Dataset records:
◆ ◆ ◆ ◆ ◆

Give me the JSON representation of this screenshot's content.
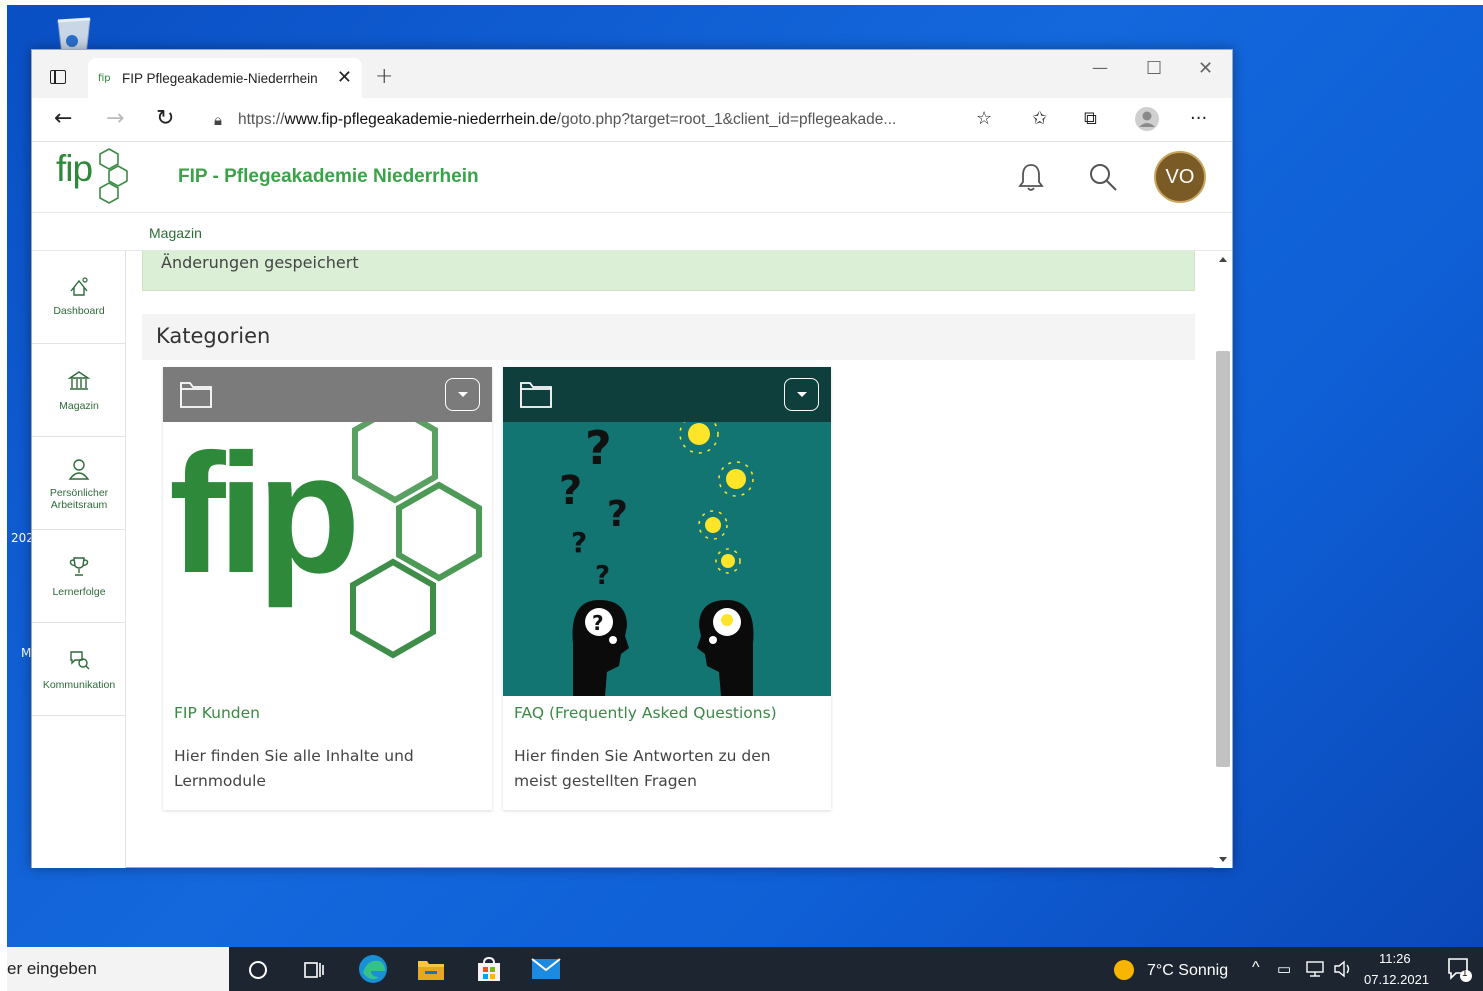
{
  "browser": {
    "tab_title": "FIP Pflegeakademie-Niederrhein",
    "tab_favicon_text": "fip",
    "url_prefix": "https://",
    "url_domain": "www.fip-pflegeakademie-niederrhein.de",
    "url_path": "/goto.php?target=root_1&client_id=pflegeakade..."
  },
  "site": {
    "logo_text": "fip",
    "title": "FIP - Pflegeakademie Niederrhein",
    "avatar_initials": "VO",
    "breadcrumb": "Magazin",
    "accent_color": "#2e8a3a"
  },
  "sidebar": {
    "items": [
      {
        "label": "Dashboard",
        "icon": "dashboard-icon"
      },
      {
        "label": "Magazin",
        "icon": "magazine-icon"
      },
      {
        "label": "Persönlicher Arbeitsraum",
        "icon": "person-icon"
      },
      {
        "label": "Lernerfolge",
        "icon": "trophy-icon"
      },
      {
        "label": "Kommunikation",
        "icon": "chat-icon"
      }
    ]
  },
  "content": {
    "alert": "Änderungen gespeichert",
    "section_title": "Kategorien",
    "cards": [
      {
        "title": "FIP Kunden",
        "description": "Hier finden Sie alle Inhalte und Lernmodule",
        "image_text": "fip"
      },
      {
        "title": "FAQ (Frequently Asked Questions)",
        "description": "Hier finden Sie Antworten zu den meist gestellten Fragen"
      }
    ]
  },
  "desktop": {
    "fragment_1": "202",
    "fragment_2": "M"
  },
  "taskbar": {
    "search_text": "er eingeben",
    "weather": "7°C  Sonnig",
    "time": "11:26",
    "date": "07.12.2021",
    "notification_count": "1"
  }
}
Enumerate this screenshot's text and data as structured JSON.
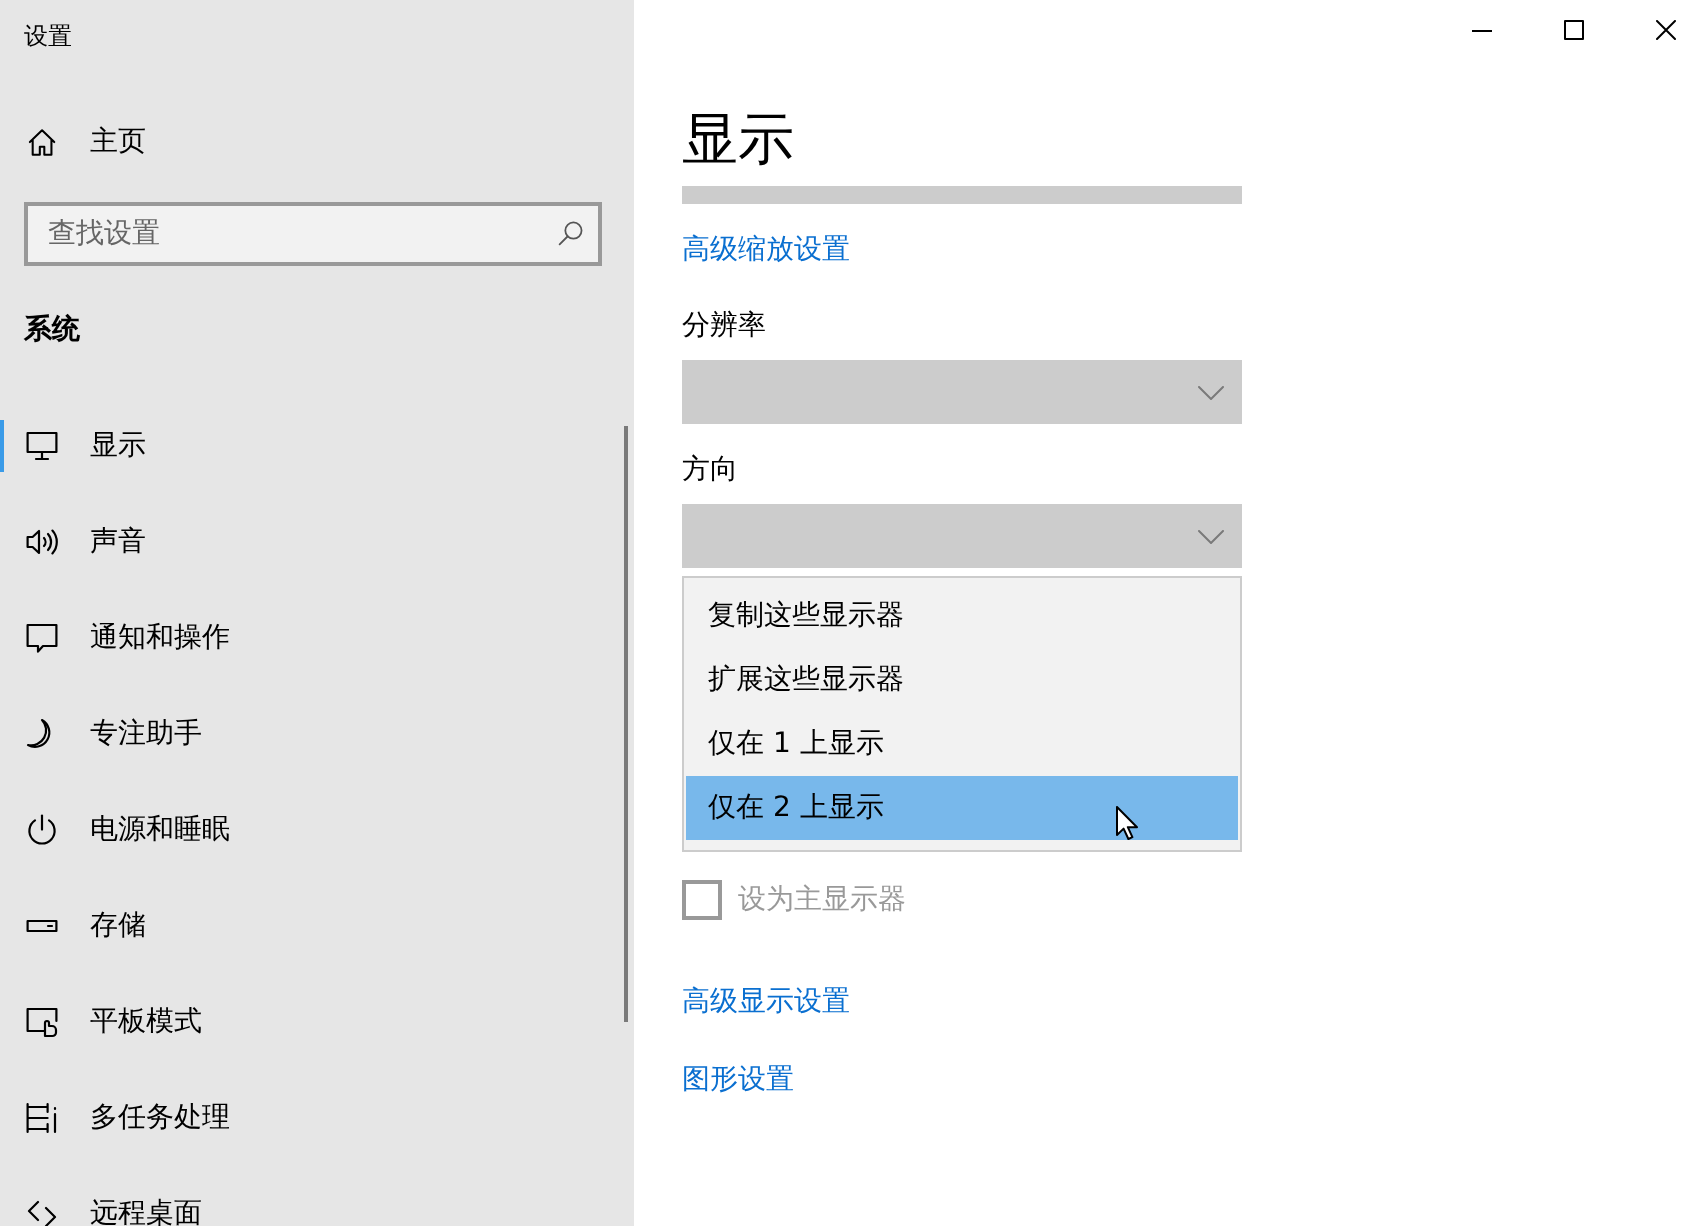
{
  "window": {
    "title": "设置"
  },
  "sidebar": {
    "home": "主页",
    "search": {
      "placeholder": "查找设置"
    },
    "section": "系统",
    "items": [
      {
        "label": "显示",
        "selected": true
      },
      {
        "label": "声音",
        "selected": false
      },
      {
        "label": "通知和操作",
        "selected": false
      },
      {
        "label": "专注助手",
        "selected": false
      },
      {
        "label": "电源和睡眠",
        "selected": false
      },
      {
        "label": "存储",
        "selected": false
      },
      {
        "label": "平板模式",
        "selected": false
      },
      {
        "label": "多任务处理",
        "selected": false
      },
      {
        "label": "远程桌面",
        "selected": false
      }
    ]
  },
  "content": {
    "title": "显示",
    "scale_link": "高级缩放设置",
    "dropdowns": [
      {
        "label": "分辨率",
        "expanded": false
      },
      {
        "label": "方向",
        "expanded": true,
        "options": [
          {
            "label": "复制这些显示器",
            "selected": false
          },
          {
            "label": "扩展这些显示器",
            "selected": false
          },
          {
            "label": "仅在 1 上显示",
            "selected": false
          },
          {
            "label": "仅在 2 上显示",
            "selected": true
          }
        ]
      }
    ],
    "main_display": {
      "label": "设为主显示器",
      "checked": false,
      "disabled": true
    },
    "links": [
      "高级显示设置",
      "图形设置"
    ]
  }
}
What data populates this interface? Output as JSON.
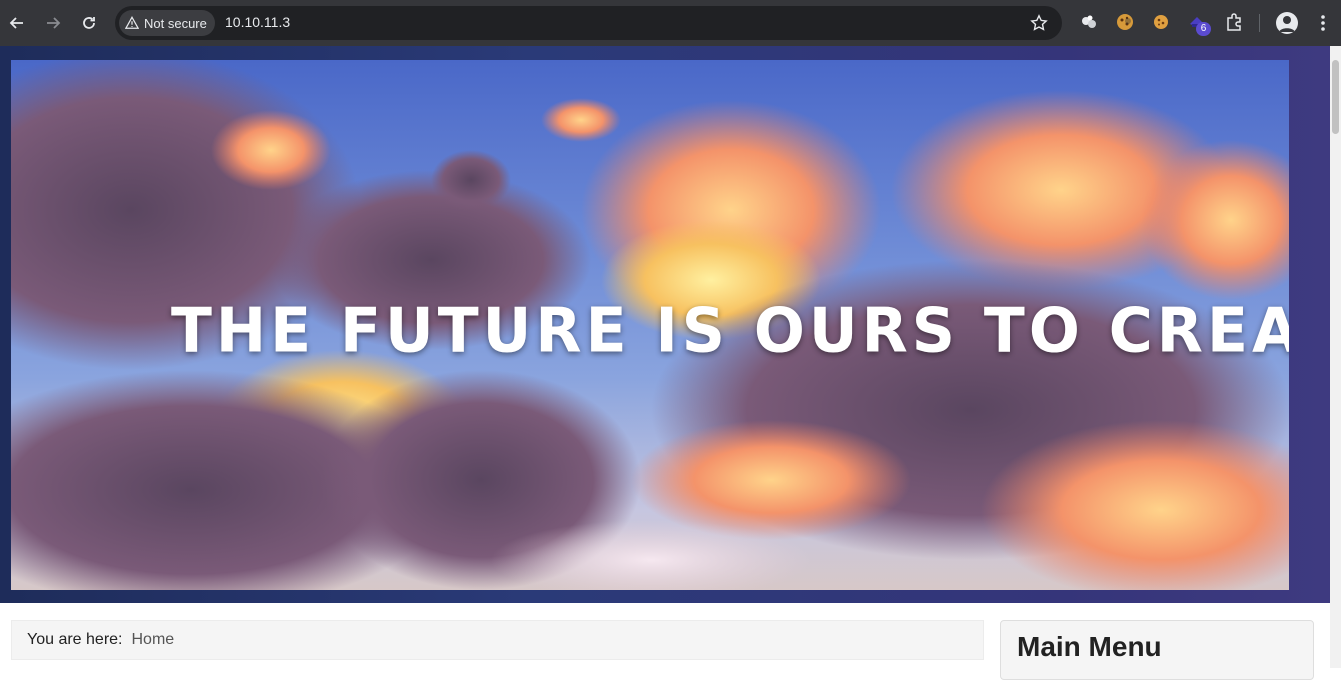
{
  "browser": {
    "security_label": "Not secure",
    "url": "10.10.11.3",
    "extension_badge": "6"
  },
  "hero": {
    "headline": "THE FUTURE IS OURS TO CREATE."
  },
  "breadcrumb": {
    "prefix": "You are here:",
    "current": "Home"
  },
  "sidebar": {
    "menu_title": "Main Menu"
  }
}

◆ ◆ ◆ ◆ ◆

◆ **STATED PROBLEM**:
Give the data again exactly as written, with all pictures left out.

◆ **RESPONSE TO THE EXERCISE**:
Give me the JSON representation of this screenshot's content.
{
  "browser": {
    "tab_title": "FIP Pflegeakademie-Niederrhein",
    "tab_favicon_text": "fip",
    "url_prefix": "https://",
    "url_domain": "www.fip-pflegeakademie-niederrhein.de",
    "url_path": "/goto.php?target=root_1&client_id=pflegeakade..."
  },
  "site": {
    "logo_text": "fip",
    "title": "FIP - Pflegeakademie Niederrhein",
    "avatar_initials": "VO",
    "breadcrumb": "Magazin",
    "accent_color": "#2e8a3a"
  },
  "sidebar": {
    "items": [
      {
        "label": "Dashboard",
        "icon": "dashboard-icon"
      },
      {
        "label": "Magazin",
        "icon": "magazine-icon"
      },
      {
        "label": "Persönlicher Arbeitsraum",
        "icon": "person-icon"
      },
      {
        "label": "Lernerfolge",
        "icon": "trophy-icon"
      },
      {
        "label": "Kommunikation",
        "icon": "chat-icon"
      }
    ]
  },
  "content": {
    "alert": "Änderungen gespeichert",
    "section_title": "Kategorien",
    "cards": [
      {
        "title": "FIP Kunden",
        "description": "Hier finden Sie alle Inhalte und Lernmodule",
        "image_text": "fip"
      },
      {
        "title": "FAQ (Frequently Asked Questions)",
        "description": "Hier finden Sie Antworten zu den meist gestellten Fragen"
      }
    ]
  },
  "desktop": {
    "fragment_1": "202",
    "fragment_2": "M"
  },
  "taskbar": {
    "search_text": "er eingeben",
    "weather": "7°C  Sonnig",
    "time": "11:26",
    "date": "07.12.2021",
    "notification_count": "1"
  }
}
Enumerate this screenshot's text and data as structured JSON.
{
  "window": {
    "title": "设置"
  },
  "sidebar": {
    "home": "主页",
    "search": {
      "placeholder": "查找设置"
    },
    "section": "系统",
    "items": [
      {
        "label": "显示",
        "selected": true
      },
      {
        "label": "声音",
        "selected": false
      },
      {
        "label": "通知和操作",
        "selected": false
      },
      {
        "label": "专注助手",
        "selected": false
      },
      {
        "label": "电源和睡眠",
        "selected": false
      },
      {
        "label": "存储",
        "selected": false
      },
      {
        "label": "平板模式",
        "selected": false
      },
      {
        "label": "多任务处理",
        "selected": false
      },
      {
        "label": "远程桌面",
        "selected": false
      }
    ]
  },
  "content": {
    "title": "显示",
    "scale_link": "高级缩放设置",
    "dropdowns": [
      {
        "label": "分辨率",
        "expanded": false
      },
      {
        "label": "方向",
        "expanded": true,
        "options": [
          {
            "label": "复制这些显示器",
            "selected": false
          },
          {
            "label": "扩展这些显示器",
            "selected": false
          },
          {
            "label": "仅在 1 上显示",
            "selected": false
          },
          {
            "label": "仅在 2 上显示",
            "selected": true
          }
        ]
      }
    ],
    "main_display": {
      "label": "设为主显示器",
      "checked": false,
      "disabled": true
    },
    "links": [
      "高级显示设置",
      "图形设置"
    ]
  }
}
What data populates this interface? Output as JSON.
{
  "browser": {
    "security_label": "Not secure",
    "url": "10.10.11.3",
    "extension_badge": "6"
  },
  "hero": {
    "headline": "THE FUTURE IS OURS TO CREATE."
  },
  "breadcrumb": {
    "prefix": "You are here:",
    "current": "Home"
  },
  "sidebar": {
    "menu_title": "Main Menu"
  }
}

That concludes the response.